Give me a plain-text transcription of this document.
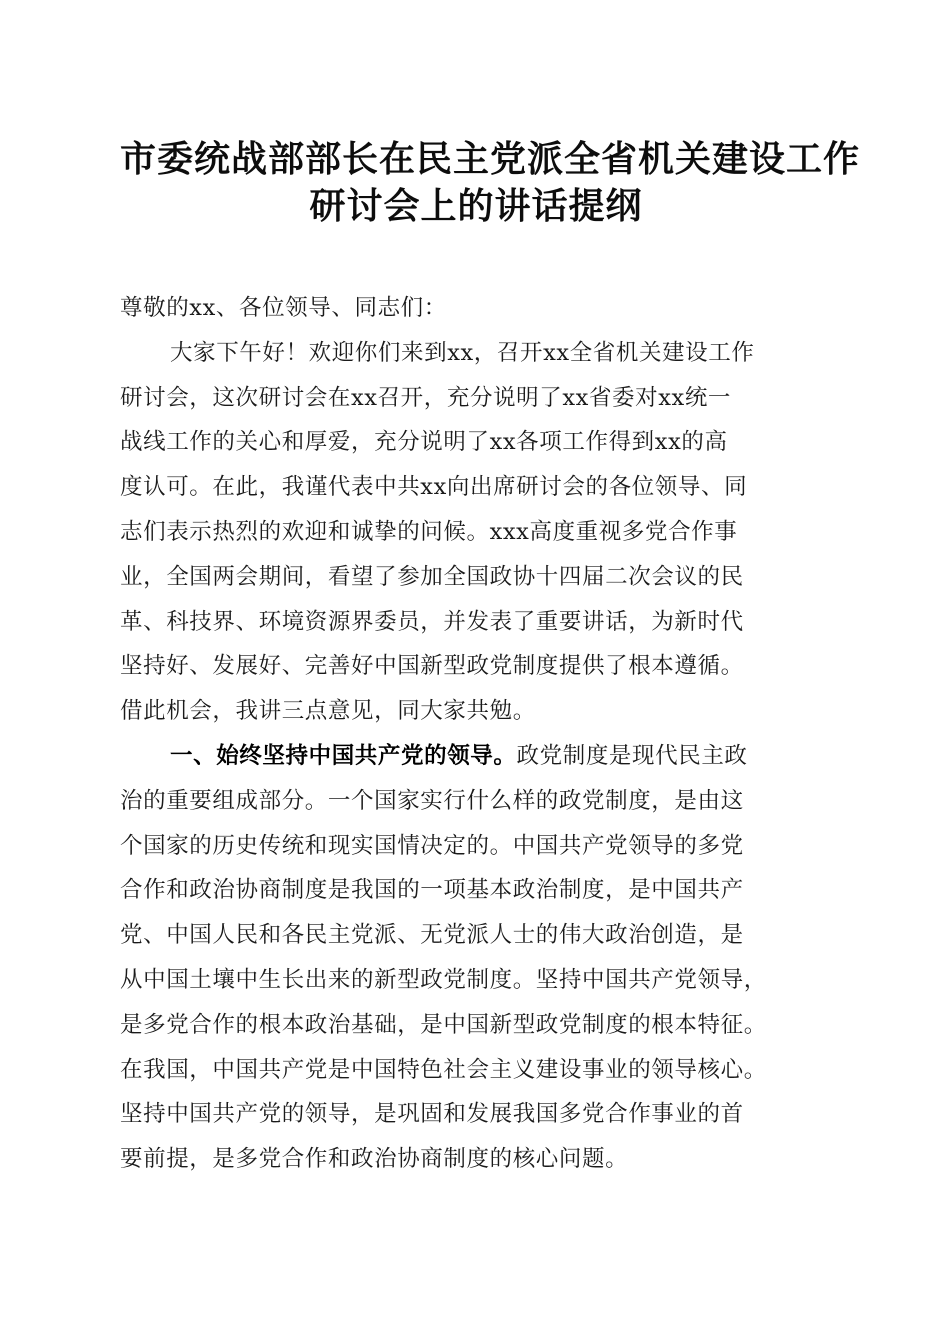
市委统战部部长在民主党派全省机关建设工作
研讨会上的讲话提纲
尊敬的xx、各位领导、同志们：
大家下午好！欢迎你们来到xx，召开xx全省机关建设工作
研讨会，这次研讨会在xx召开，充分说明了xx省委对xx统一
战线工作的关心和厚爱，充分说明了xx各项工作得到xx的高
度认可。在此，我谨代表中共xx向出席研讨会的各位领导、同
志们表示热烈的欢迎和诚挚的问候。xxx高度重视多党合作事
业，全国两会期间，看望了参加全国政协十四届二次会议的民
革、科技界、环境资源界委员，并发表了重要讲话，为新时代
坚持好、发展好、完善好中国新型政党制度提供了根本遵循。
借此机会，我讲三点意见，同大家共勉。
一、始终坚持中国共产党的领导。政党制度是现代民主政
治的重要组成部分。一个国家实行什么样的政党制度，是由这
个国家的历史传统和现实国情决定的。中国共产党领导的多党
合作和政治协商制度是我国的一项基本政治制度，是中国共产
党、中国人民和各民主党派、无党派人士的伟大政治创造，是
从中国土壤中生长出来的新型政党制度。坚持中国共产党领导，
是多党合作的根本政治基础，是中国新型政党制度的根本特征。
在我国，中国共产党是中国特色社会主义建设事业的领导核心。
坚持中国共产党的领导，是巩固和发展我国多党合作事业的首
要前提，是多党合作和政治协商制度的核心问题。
☆ ☆ ☆ ☆ ☆ ☆ ☆
** DIRECTIVE **
Reproduce the listing exactly. Leave its pictures out.

** EXPECTED ANSWER **
Give me a plain-text transcription of this document.
市委统战部部长在民主党派全省机关建设工作
研讨会上的讲话提纲
尊敬的xx、各位领导、同志们：
大家下午好！欢迎你们来到xx，召开xx全省机关建设工作
研讨会，这次研讨会在xx召开，充分说明了xx省委对xx统一
战线工作的关心和厚爱，充分说明了xx各项工作得到xx的高
度认可。在此，我谨代表中共xx向出席研讨会的各位领导、同
志们表示热烈的欢迎和诚挚的问候。xxx高度重视多党合作事
业，全国两会期间，看望了参加全国政协十四届二次会议的民
革、科技界、环境资源界委员，并发表了重要讲话，为新时代
坚持好、发展好、完善好中国新型政党制度提供了根本遵循。
借此机会，我讲三点意见，同大家共勉。
一、始终坚持中国共产党的领导。政党制度是现代民主政
治的重要组成部分。一个国家实行什么样的政党制度，是由这
个国家的历史传统和现实国情决定的。中国共产党领导的多党
合作和政治协商制度是我国的一项基本政治制度，是中国共产
党、中国人民和各民主党派、无党派人士的伟大政治创造，是
从中国土壤中生长出来的新型政党制度。坚持中国共产党领导，
是多党合作的根本政治基础，是中国新型政党制度的根本特征。
在我国，中国共产党是中国特色社会主义建设事业的领导核心。
坚持中国共产党的领导，是巩固和发展我国多党合作事业的首
要前提，是多党合作和政治协商制度的核心问题。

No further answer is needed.